Start

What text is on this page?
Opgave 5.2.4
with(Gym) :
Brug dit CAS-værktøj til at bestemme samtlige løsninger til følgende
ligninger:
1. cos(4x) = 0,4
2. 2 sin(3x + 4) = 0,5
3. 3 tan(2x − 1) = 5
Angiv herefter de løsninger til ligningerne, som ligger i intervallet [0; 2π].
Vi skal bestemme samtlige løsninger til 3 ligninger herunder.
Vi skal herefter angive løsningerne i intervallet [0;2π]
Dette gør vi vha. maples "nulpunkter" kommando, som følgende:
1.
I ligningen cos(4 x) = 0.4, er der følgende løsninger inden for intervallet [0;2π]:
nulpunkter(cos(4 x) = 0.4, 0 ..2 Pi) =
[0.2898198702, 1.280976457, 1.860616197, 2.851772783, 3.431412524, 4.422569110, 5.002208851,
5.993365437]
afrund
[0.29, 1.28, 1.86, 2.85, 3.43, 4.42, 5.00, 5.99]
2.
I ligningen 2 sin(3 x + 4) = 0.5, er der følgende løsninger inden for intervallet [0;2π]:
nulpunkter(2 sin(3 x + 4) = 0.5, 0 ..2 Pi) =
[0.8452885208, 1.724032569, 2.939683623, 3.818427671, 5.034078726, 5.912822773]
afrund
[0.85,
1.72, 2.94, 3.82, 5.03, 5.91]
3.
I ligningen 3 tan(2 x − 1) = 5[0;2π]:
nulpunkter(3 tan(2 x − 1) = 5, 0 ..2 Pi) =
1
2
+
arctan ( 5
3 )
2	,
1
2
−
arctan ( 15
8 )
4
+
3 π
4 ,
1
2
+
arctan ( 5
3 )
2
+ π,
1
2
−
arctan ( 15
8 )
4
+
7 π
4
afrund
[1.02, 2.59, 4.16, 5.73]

End

### Objective
Go through the listing above and list every line that has the word "nulpunkter".

### Task solution
Dette gør vi vha. maples "nulpunkter" kommando, som følgende:
nulpunkter(cos(4 x) = 0.4, 0 ..2 Pi) =
nulpunkter(2 sin(3 x + 4) = 0.5, 0 ..2 Pi) =
nulpunkter(3 tan(2 x − 1) = 5, 0 ..2 Pi) =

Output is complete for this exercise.